* ZADANIE DO WYKONANIA: Podejmij przepis na makaron z kalmarami i sosem pomidorowym w miejscu, w którym się kończy, i napisz jego dalszy ciąg.

++++ FRAGMENT DO PRZECZYTANIA

Makaron z kalmarami i sosem pomidorowym

Jadłam coś takiego we Florencji. A przynajmniej takie mam wrażenie. Smaku nie udało mi się do końca powtórzyć, ale czuję, że jestem blisko ;)

























Składniki:
  • opakowanie mrożonych kalmarów
  • pół opakowania makaronu (muszelek) 
  • butelka przecieru pomidorowego
  • dwa ząbki czosnku
  • pół małej cebuli
  • pół cytryny
  • pieprz, sól, oliwa
  • bazylia
  • odrobina papryczki chilli
Przepraszam za nieprecyzyjne "dawki" ;) Robiłam według własnego widzimisię i nie przykładałam większej uwagi do ilości.

++++++++
++++ PRZEKAZANY MATERIAŁ

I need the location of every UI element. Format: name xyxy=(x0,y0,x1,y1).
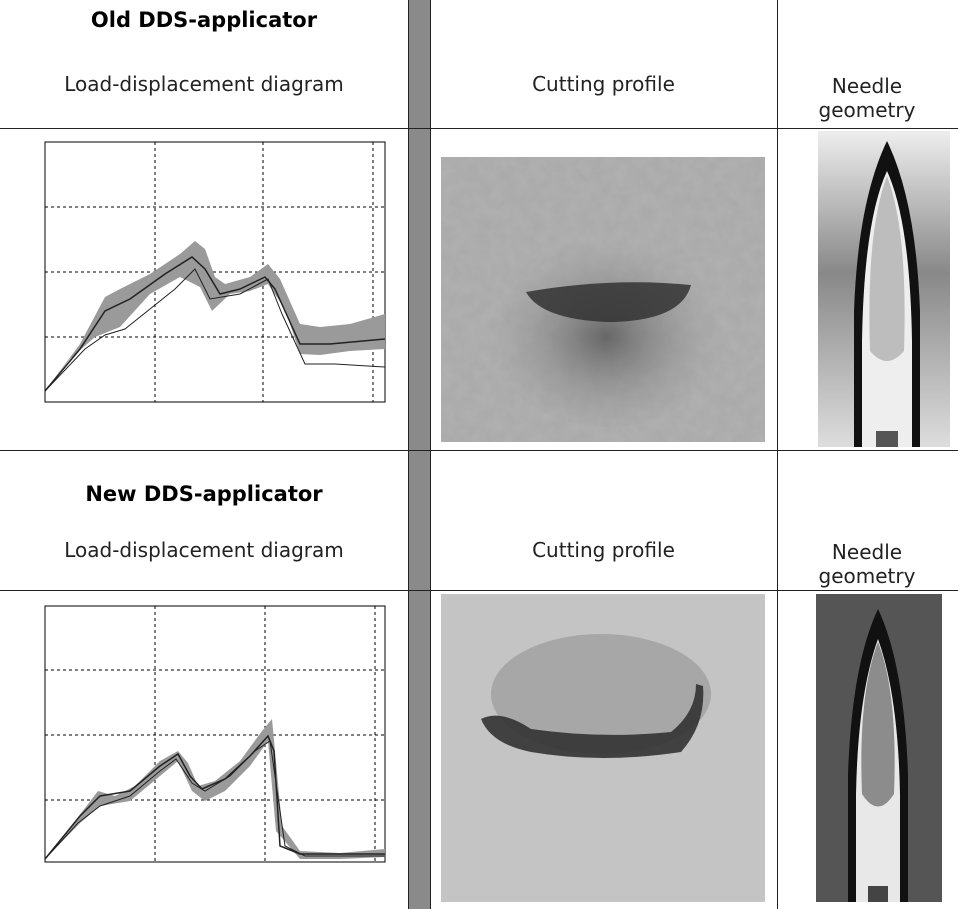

++++++++

* ODPOWIEDŹ NA ZADANIE:
Kalmary rozmrozić, pomarynować w oliwie, soku z cytryny i przyprawach (teraz możesz dodać chilli - ja miałam pastę węgierską, wciąż jest ze mną :P )

Smażymy kalmary na oliwie. Króciutko. Na patelni po kalmarach podsmażamy poszatkowany czosnek i cebulkę. Dolewamy sos pomidorowy. Redukujemy. Dorzucamy kalmary (usmażone!) Przyprawiamy wedle uznania. Mieszamy całość z ugotowanym makaronem. Gotowe!
Można pałaszować na ciepło lub na zimno.

Smacznego!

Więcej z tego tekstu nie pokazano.